**Texto**:
---
El 1 de octubre de 1946, en la sala 600 del Tribunal del Pueblo, los jueces entregaron sus veredictos. Luego se rotaron para leerle a cada uno su condena. Doce nazis recibieron pena de muerte, tres cadena perpetua, tres fueron condenados a pasar de 10 a 20 años en la cárcel y tres fueron absueltos (Hans Fritzsche, Franz von Papen y Hjalmar Schacht) para sorpresa y disgusto de muchos.
Para el juicio criminal internacional Truman designó al integrante de la Corte Suprema estadounidense Robert Jackson, un hombre que hasta el último día de su vida defendió la intención noble de los procedimientos. “Los crímenes que buscamos condenar y castigar han sido tan calculados, malignos y devastadores que la civilización no puede tolerar que sean ignorados. Porque no puede sobrevivir si se llegan a repetir”, pronunció en una de sus intervenciones. En otra dejó en claro su espíritu como garante del proceso que se había adoptado, a pesar de sus consecuencias: “Si se juzga a un hombre se debe estar preparado para verlo salir libre”. Jackson propuso que los juicios tuvieran lugar en Núremberg. No solo era el escenario donde, en el auge del Tercer Reich, los nazis habían congregado sus masas en impresionantes manifestaciones de poder, también era de los pocos lugares en Alemania con un juzgado en condiciones aptas para recibir el evento.
El juicio tuvo vaivenes y descaros. Oficiales del régimen nazi, el banquero, el propagandista, el educador de juventudes, mandos altos y mandos medios, todos se cubrieron bajo el argumento de haber cumplido órdenes en un país acostumbrado a respetar religiosamente la cadena de mando, sin discutir y con excelencia. Poner a los nazis en el estrado fue un reto complicado que solo el peso de la evidencia supo contrarrestar. Hermann Goering sabía bien que no tenía cómo salvarse, como mano derecha de Adolf Hitler, pero mientras estuvo en el estrado toreó las acusaciones del fiscal Jackson e incluso logró que los jueces le dieran la posibilidad de extenderse en sus respuestas. Alcanzó a asegurar que no tenía idea de la muerte de millones bajo su comando, e incluso que Hitler también ignoraba lo que sucedía. Goering, mucho más ligero de peso que cuando gobernaba, y libre de su adicción a la morfina, nunca mostró arrepentimiento.
---
**Datos mostrados**:
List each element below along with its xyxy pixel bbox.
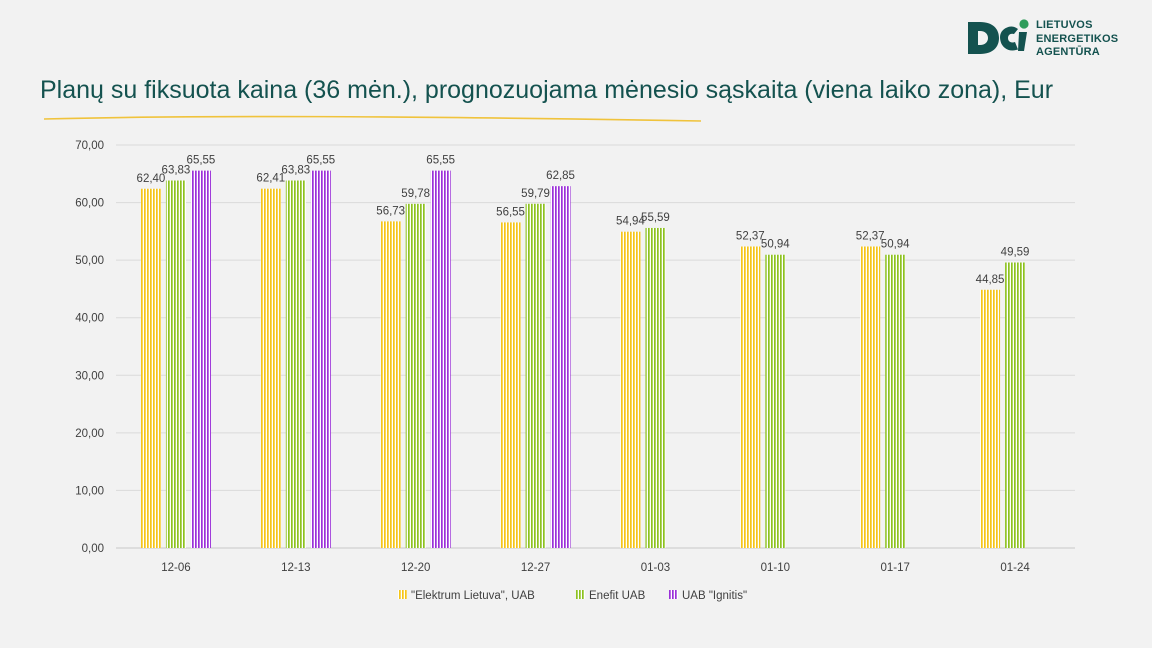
---
**Instrucciones de trabajo**:
• a. Edite el texto sobre los juicios de Núremberg: reproduzca el fragmento que empieza en "El 1 de octubre" y acaba en "disgusto de muchos.", cambiando "veredictos" por "fallos".
• b. Conteste, a partir del texto sobre los juicios de Núremberg, las siguientes preguntas:
(i) ¿Cuántos acusados fueron absueltos?
(ii) ¿Quién propuso que los juicios se celebraran en Núremberg?
(iii) ¿De qué adicción estaba libre Hermann Goering durante el juicio?
• c. Prosiga el texto sobre los juicios de Núremberg a partir de su última oración.

**Respuestas finales**:
• a.
El 1 de octubre de 1946, en la sala 600 del Tribunal del Pueblo, los jueces entregaron sus fallos. Luego se rotaron para leerle a cada uno su condena. Doce nazis recibieron pena de muerte, tres cadena perpetua, tres fueron condenados a pasar de 10 a 20 años en la cárcel y tres fueron absueltos (Hans Fritzsche, Franz von Papen y Hjalmar Schacht) para sorpresa y disgusto de muchos.

• b.
(i) Tres: Hans Fritzsche, Franz von Papen y Hjalmar Schacht.
(ii) Robert Jackson.
(iii) De su adicción a la morfina.

• c.
Los jueces se decidieron por la horca como método de ejecución. El 16 de octubre Goering, Joachim von Ribbentrop, Wilhelm Keitel, Kaltenbrunner, Hans Frank, Wilhelm Frick, Alfred Rosenberg, Julius Streicher, Fritz Sauckel (lloró arrepentido en su celda), Alfred Jodl, Arthur Seyss-Inquart y Martin Bormann debían enfrentar su suerte y en su mayoría lo hicieron. Pero Goering, un viejo lobo, se adelantó a la horca, tragó una cápsula de cianuro y terminó con su vida. Vestía una pijama azul de seda. Murió tranquilo, en sus términos. Los demás sufrieron. Las ejecuciones tuvieron inconvenientes, algunos cayeron al piso y murieron en agonía. Otros de los destinados a pasar su vida tras las rejas también tomaron medidas propias: Rudolf Hess se suicidó en 1987.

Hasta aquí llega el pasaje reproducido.